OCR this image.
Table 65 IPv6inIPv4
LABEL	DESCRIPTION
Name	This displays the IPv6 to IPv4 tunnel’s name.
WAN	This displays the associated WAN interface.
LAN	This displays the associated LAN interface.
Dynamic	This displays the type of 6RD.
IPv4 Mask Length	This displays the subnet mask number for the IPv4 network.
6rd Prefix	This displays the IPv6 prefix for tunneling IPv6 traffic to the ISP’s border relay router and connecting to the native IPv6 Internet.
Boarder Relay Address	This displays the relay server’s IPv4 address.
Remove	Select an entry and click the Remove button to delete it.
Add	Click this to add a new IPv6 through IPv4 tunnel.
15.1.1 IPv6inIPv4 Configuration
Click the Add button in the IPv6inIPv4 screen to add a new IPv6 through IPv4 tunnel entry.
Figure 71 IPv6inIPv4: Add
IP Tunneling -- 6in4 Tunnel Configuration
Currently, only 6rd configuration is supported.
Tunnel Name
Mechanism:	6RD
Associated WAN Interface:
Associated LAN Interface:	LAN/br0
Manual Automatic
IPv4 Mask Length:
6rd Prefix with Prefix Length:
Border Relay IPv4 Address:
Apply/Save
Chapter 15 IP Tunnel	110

### Challenge
Look through the listing and extract every line with "Name" in it.

### Solution to the problem
Name	This displays the IPv6 to IPv4 tunnel’s name.
Tunnel Name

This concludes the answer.